-- Begin INPUT RECORDS --
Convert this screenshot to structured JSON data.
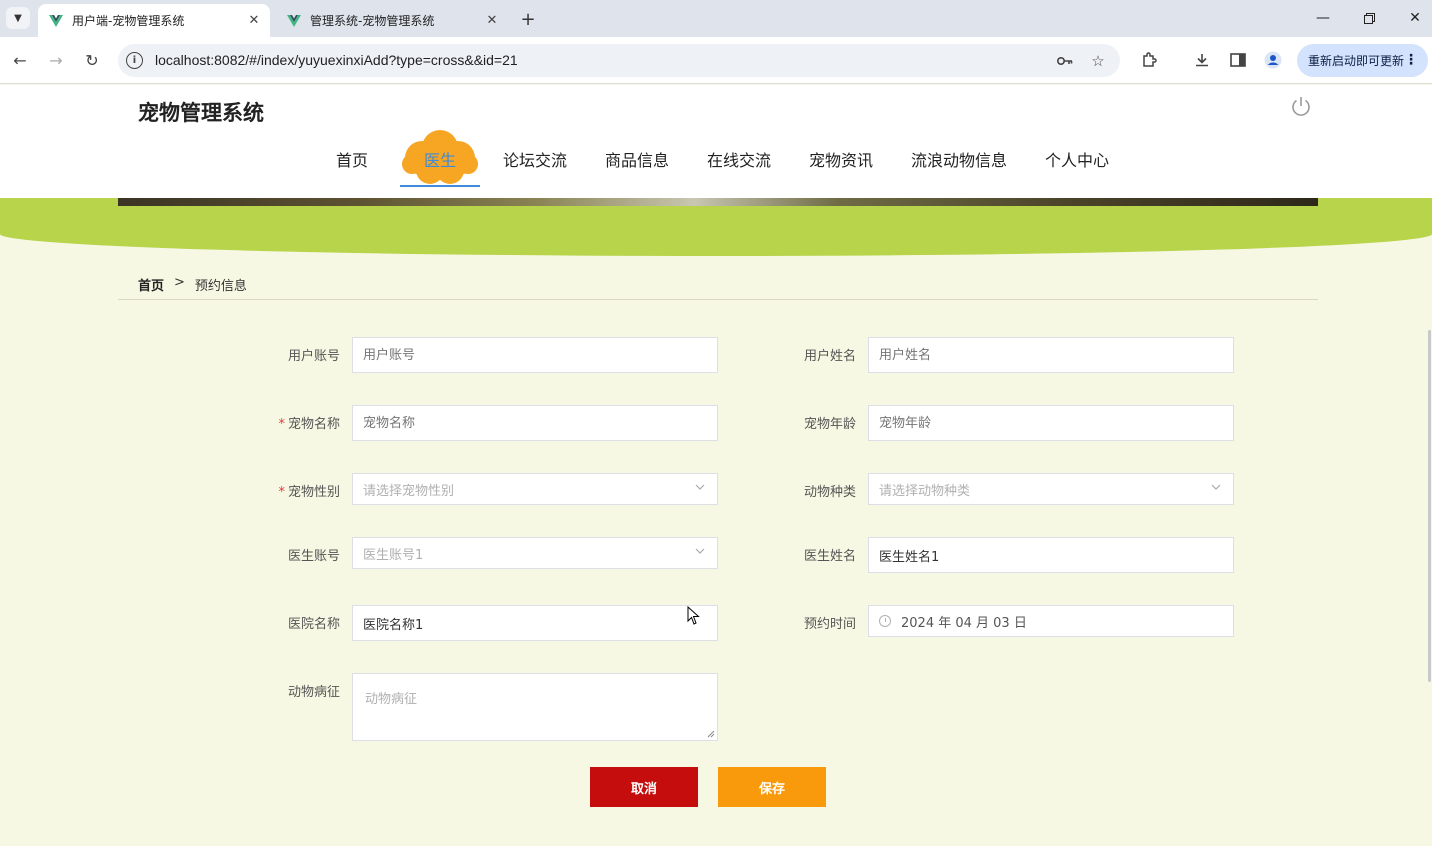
{
  "browser": {
    "tabs": [
      {
        "title": "用户端-宠物管理系统",
        "active": true
      },
      {
        "title": "管理系统-宠物管理系统",
        "active": false
      }
    ],
    "url": "localhost:8082/#/index/yuyuexinxiAdd?type=cross&&id=21",
    "update_label": "重新启动即可更新"
  },
  "site": {
    "title": "宠物管理系统",
    "nav": [
      "首页",
      "医生",
      "论坛交流",
      "商品信息",
      "在线交流",
      "宠物资讯",
      "流浪动物信息",
      "个人中心"
    ],
    "active_nav": "医生",
    "accent_color": "#3d8bd9",
    "banner_color": "#b7d44a"
  },
  "breadcrumb": {
    "home": "首页",
    "separator": ">",
    "current": "预约信息"
  },
  "form": {
    "required_mark": "*",
    "fields": {
      "user_account": {
        "label": "用户账号",
        "placeholder": "用户账号"
      },
      "user_name": {
        "label": "用户姓名",
        "placeholder": "用户姓名"
      },
      "pet_name": {
        "label": "宠物名称",
        "placeholder": "宠物名称",
        "required": true
      },
      "pet_age": {
        "label": "宠物年龄",
        "placeholder": "宠物年龄"
      },
      "pet_gender": {
        "label": "宠物性别",
        "placeholder": "请选择宠物性别",
        "required": true
      },
      "animal_type": {
        "label": "动物种类",
        "placeholder": "请选择动物种类"
      },
      "doctor_account": {
        "label": "医生账号",
        "value": "医生账号1"
      },
      "doctor_name": {
        "label": "医生姓名",
        "value": "医生姓名1"
      },
      "hospital_name": {
        "label": "医院名称",
        "value": "医院名称1"
      },
      "appointment_time": {
        "label": "预约时间",
        "value": "2024 年 04 月 03 日"
      },
      "symptoms": {
        "label": "动物病征",
        "placeholder": "动物病征"
      }
    },
    "buttons": {
      "cancel": "取消",
      "save": "保存"
    },
    "cancel_color": "#c50d0d",
    "save_color": "#f89a0b"
  }
}
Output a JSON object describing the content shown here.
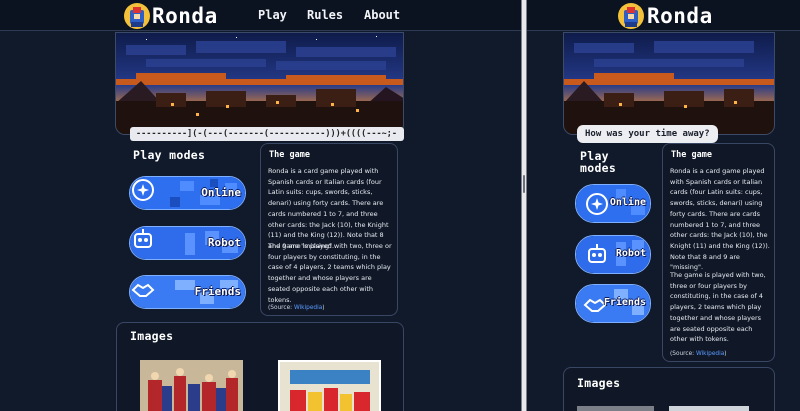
{
  "brand": {
    "name": "Ronda"
  },
  "nav": {
    "play": "Play",
    "rules": "Rules",
    "about": "About"
  },
  "left": {
    "status_text": "----------](-(---(-------(-----------)))+((((---~;-"
  },
  "right": {
    "bubble_text": "How was your time away?"
  },
  "play_modes": {
    "title": "Play modes",
    "online": "Online",
    "robot": "Robot",
    "friends": "Friends"
  },
  "game": {
    "title": "The game",
    "p1": "Ronda is a card game played with Spanish cards or Italian cards (four Latin suits: cups, swords, sticks, denari) using forty cards. There are cards numbered 1 to 7, and three other cards: the Jack (10), the Knight (11) and the King (12)). Note that 8 and 9 are \"missing\".",
    "p2": "The game is played with two, three or four players by constituting, in the case of 4 players, 2 teams which play together and whose players are seated opposite each other with tokens.",
    "source_prefix": "(Source: ",
    "source_link": "Wikipedia",
    "source_suffix": ")"
  },
  "images": {
    "title": "Images"
  },
  "colors": {
    "background": "#111a2b",
    "nav": "#0b1220",
    "accent": "#5b9bff",
    "button_blue": "#2f6bff",
    "card_border": "#3a4764"
  },
  "icons": {
    "logo": "lion-knight-logo",
    "online": "globe-sparkle-icon",
    "robot": "robot-face-icon",
    "friends": "handshake-icon"
  }
}
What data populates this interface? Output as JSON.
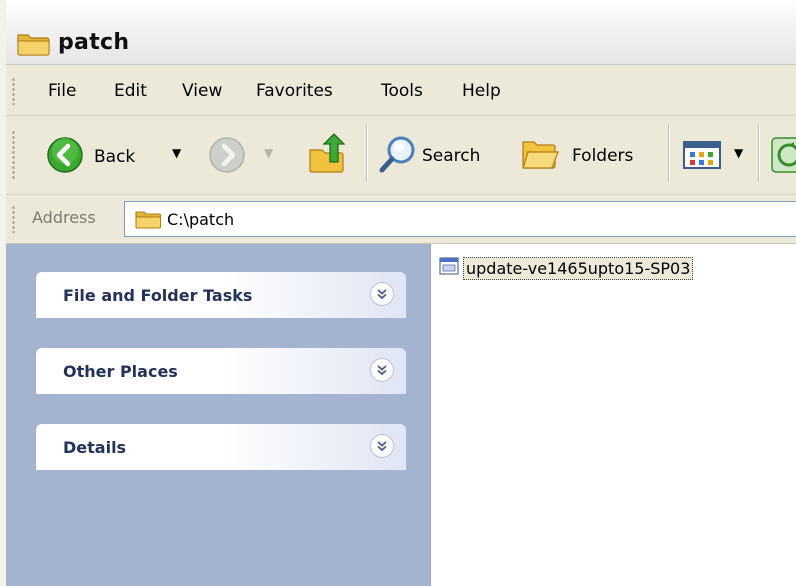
{
  "window": {
    "title": "patch"
  },
  "menu": {
    "items": [
      "File",
      "Edit",
      "View",
      "Favorites",
      "Tools",
      "Help"
    ]
  },
  "toolbar": {
    "back_label": "Back",
    "search_label": "Search",
    "folders_label": "Folders"
  },
  "address": {
    "label": "Address",
    "value": "C:\\patch"
  },
  "taskpane": {
    "panels": [
      {
        "title": "File and Folder Tasks"
      },
      {
        "title": "Other Places"
      },
      {
        "title": "Details"
      }
    ]
  },
  "files": [
    {
      "name": "update-ve1465upto15-SP03",
      "icon": "exe-file-icon",
      "selected": true
    }
  ],
  "colors": {
    "taskpane_bg": "#a4b4d0",
    "panel_title": "#23325b",
    "window_bg": "#ece9d8",
    "address_border": "#7f9db9"
  }
}
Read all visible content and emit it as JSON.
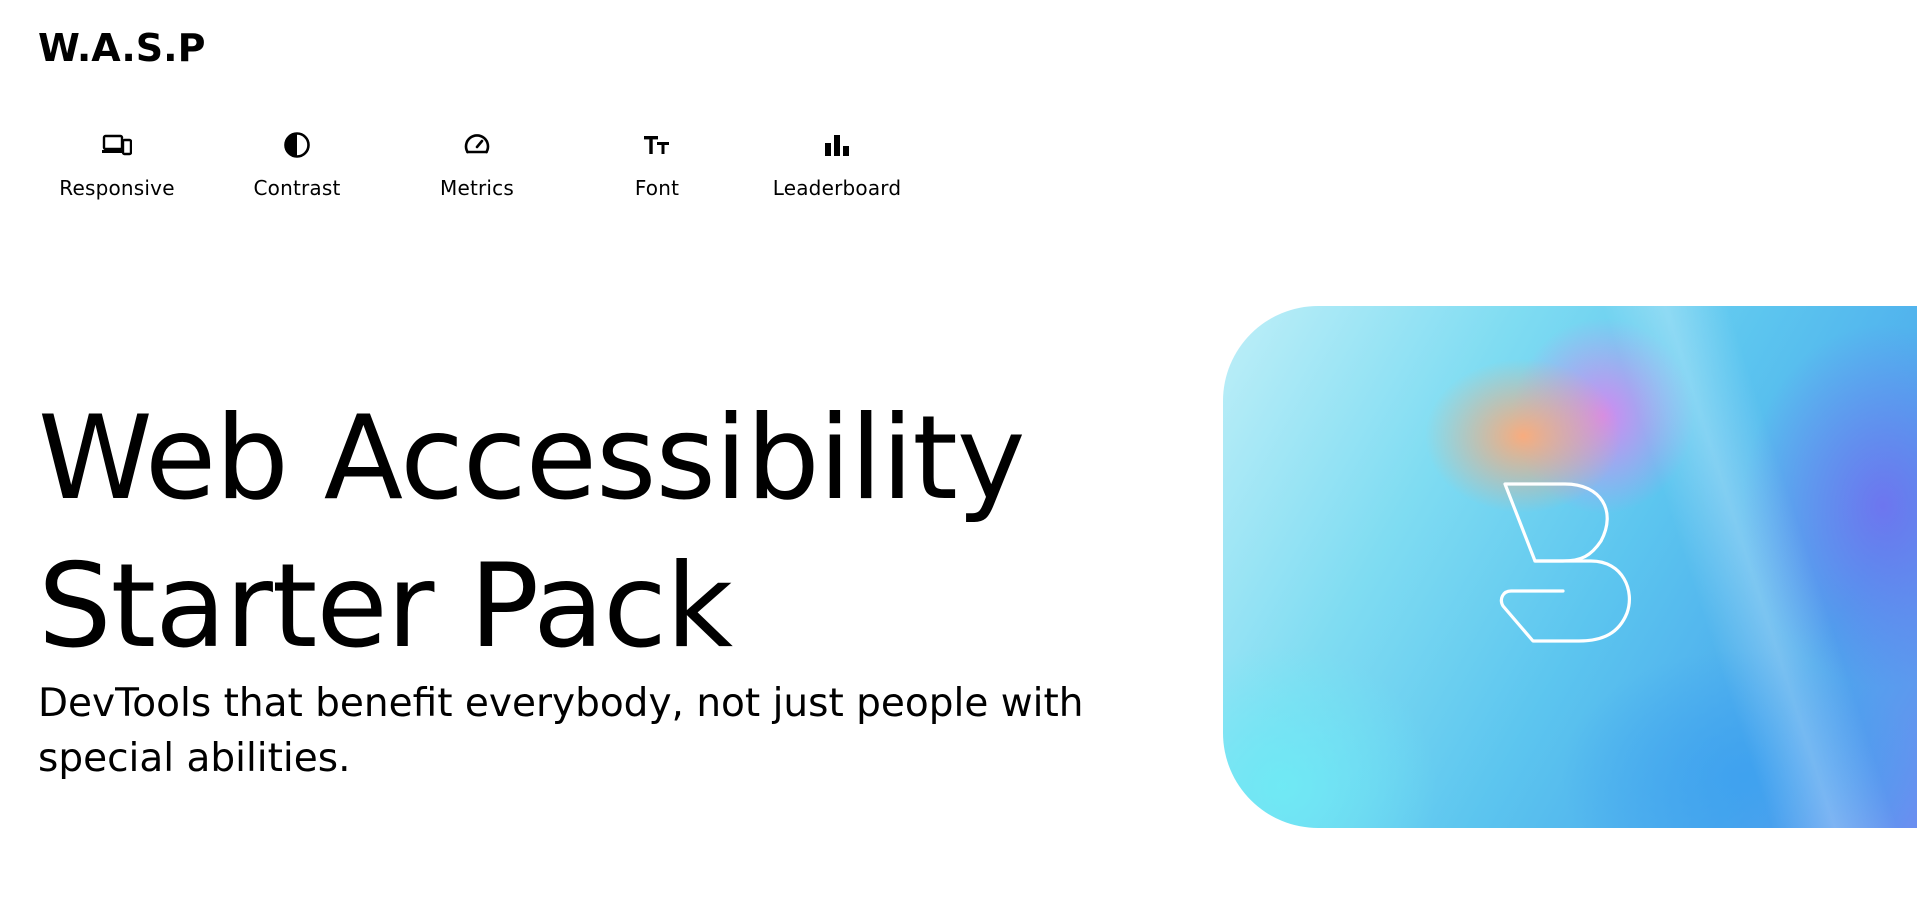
{
  "brand": {
    "name": "W.A.S.P"
  },
  "nav": {
    "items": [
      {
        "label": "Responsive",
        "icon": "devices-icon"
      },
      {
        "label": "Contrast",
        "icon": "contrast-icon"
      },
      {
        "label": "Metrics",
        "icon": "speedometer-icon"
      },
      {
        "label": "Font",
        "icon": "text-size-icon"
      },
      {
        "label": "Leaderboard",
        "icon": "bar-chart-icon"
      }
    ]
  },
  "hero": {
    "title_line1": "Web Accessibility",
    "title_line2": "Starter Pack",
    "subtitle": "DevTools that benefit everybody, not just people with special abilities.",
    "image_icon": "logo-mark-icon"
  },
  "colors": {
    "text": "#000000",
    "background": "#ffffff",
    "card_gradient_start": "#bfeff8",
    "card_gradient_end": "#6a8ef0"
  }
}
-- End INPUT RECORDS --
**PROBLEM DETAILS:**
Omit any images, then output the listing exactly.

**SOLUTION FOR THIS TASK:**
Convert this screenshot to structured JSON data.
{
  "browser": {
    "tabs": [
      {
        "title": "用户端-宠物管理系统",
        "active": true
      },
      {
        "title": "管理系统-宠物管理系统",
        "active": false
      }
    ],
    "url": "localhost:8082/#/index/yuyuexinxiAdd?type=cross&&id=21",
    "update_label": "重新启动即可更新"
  },
  "site": {
    "title": "宠物管理系统",
    "nav": [
      "首页",
      "医生",
      "论坛交流",
      "商品信息",
      "在线交流",
      "宠物资讯",
      "流浪动物信息",
      "个人中心"
    ],
    "active_nav": "医生",
    "accent_color": "#3d8bd9",
    "banner_color": "#b7d44a"
  },
  "breadcrumb": {
    "home": "首页",
    "separator": ">",
    "current": "预约信息"
  },
  "form": {
    "required_mark": "*",
    "fields": {
      "user_account": {
        "label": "用户账号",
        "placeholder": "用户账号"
      },
      "user_name": {
        "label": "用户姓名",
        "placeholder": "用户姓名"
      },
      "pet_name": {
        "label": "宠物名称",
        "placeholder": "宠物名称",
        "required": true
      },
      "pet_age": {
        "label": "宠物年龄",
        "placeholder": "宠物年龄"
      },
      "pet_gender": {
        "label": "宠物性别",
        "placeholder": "请选择宠物性别",
        "required": true
      },
      "animal_type": {
        "label": "动物种类",
        "placeholder": "请选择动物种类"
      },
      "doctor_account": {
        "label": "医生账号",
        "value": "医生账号1"
      },
      "doctor_name": {
        "label": "医生姓名",
        "value": "医生姓名1"
      },
      "hospital_name": {
        "label": "医院名称",
        "value": "医院名称1"
      },
      "appointment_time": {
        "label": "预约时间",
        "value": "2024 年 04 月 03 日"
      },
      "symptoms": {
        "label": "动物病征",
        "placeholder": "动物病征"
      }
    },
    "buttons": {
      "cancel": "取消",
      "save": "保存"
    },
    "cancel_color": "#c50d0d",
    "save_color": "#f89a0b"
  }
}
Output a JSON object describing the content shown here.
{
  "brand": {
    "name": "Ronda"
  },
  "nav": {
    "play": "Play",
    "rules": "Rules",
    "about": "About"
  },
  "left": {
    "status_text": "----------](-(---(-------(-----------)))+((((---~;-"
  },
  "right": {
    "bubble_text": "How was your time away?"
  },
  "play_modes": {
    "title": "Play modes",
    "online": "Online",
    "robot": "Robot",
    "friends": "Friends"
  },
  "game": {
    "title": "The game",
    "p1": "Ronda is a card game played with Spanish cards or Italian cards (four Latin suits: cups, swords, sticks, denari) using forty cards. There are cards numbered 1 to 7, and three other cards: the Jack (10), the Knight (11) and the King (12)). Note that 8 and 9 are \"missing\".",
    "p2": "The game is played with two, three or four players by constituting, in the case of 4 players, 2 teams which play together and whose players are seated opposite each other with tokens.",
    "source_prefix": "(Source: ",
    "source_link": "Wikipedia",
    "source_suffix": ")"
  },
  "images": {
    "title": "Images"
  },
  "colors": {
    "background": "#111a2b",
    "nav": "#0b1220",
    "accent": "#5b9bff",
    "button_blue": "#2f6bff",
    "card_border": "#3a4764"
  },
  "icons": {
    "logo": "lion-knight-logo",
    "online": "globe-sparkle-icon",
    "robot": "robot-face-icon",
    "friends": "handshake-icon"
  }
}
What data populates this interface? Output as JSON.
{
  "window": {
    "title": "patch"
  },
  "menu": {
    "items": [
      "File",
      "Edit",
      "View",
      "Favorites",
      "Tools",
      "Help"
    ]
  },
  "toolbar": {
    "back_label": "Back",
    "search_label": "Search",
    "folders_label": "Folders"
  },
  "address": {
    "label": "Address",
    "value": "C:\\patch"
  },
  "taskpane": {
    "panels": [
      {
        "title": "File and Folder Tasks"
      },
      {
        "title": "Other Places"
      },
      {
        "title": "Details"
      }
    ]
  },
  "files": [
    {
      "name": "update-ve1465upto15-SP03",
      "icon": "exe-file-icon",
      "selected": true
    }
  ],
  "colors": {
    "taskpane_bg": "#a4b4d0",
    "panel_title": "#23325b",
    "window_bg": "#ece9d8",
    "address_border": "#7f9db9"
  }
}
Read all visible content and emit it as JSON.
{
  "brand": {
    "name": "W.A.S.P"
  },
  "nav": {
    "items": [
      {
        "label": "Responsive",
        "icon": "devices-icon"
      },
      {
        "label": "Contrast",
        "icon": "contrast-icon"
      },
      {
        "label": "Metrics",
        "icon": "speedometer-icon"
      },
      {
        "label": "Font",
        "icon": "text-size-icon"
      },
      {
        "label": "Leaderboard",
        "icon": "bar-chart-icon"
      }
    ]
  },
  "hero": {
    "title_line1": "Web Accessibility",
    "title_line2": "Starter Pack",
    "subtitle": "DevTools that benefit everybody, not just people with special abilities.",
    "image_icon": "logo-mark-icon"
  },
  "colors": {
    "text": "#000000",
    "background": "#ffffff",
    "card_gradient_start": "#bfeff8",
    "card_gradient_end": "#6a8ef0"
  }
}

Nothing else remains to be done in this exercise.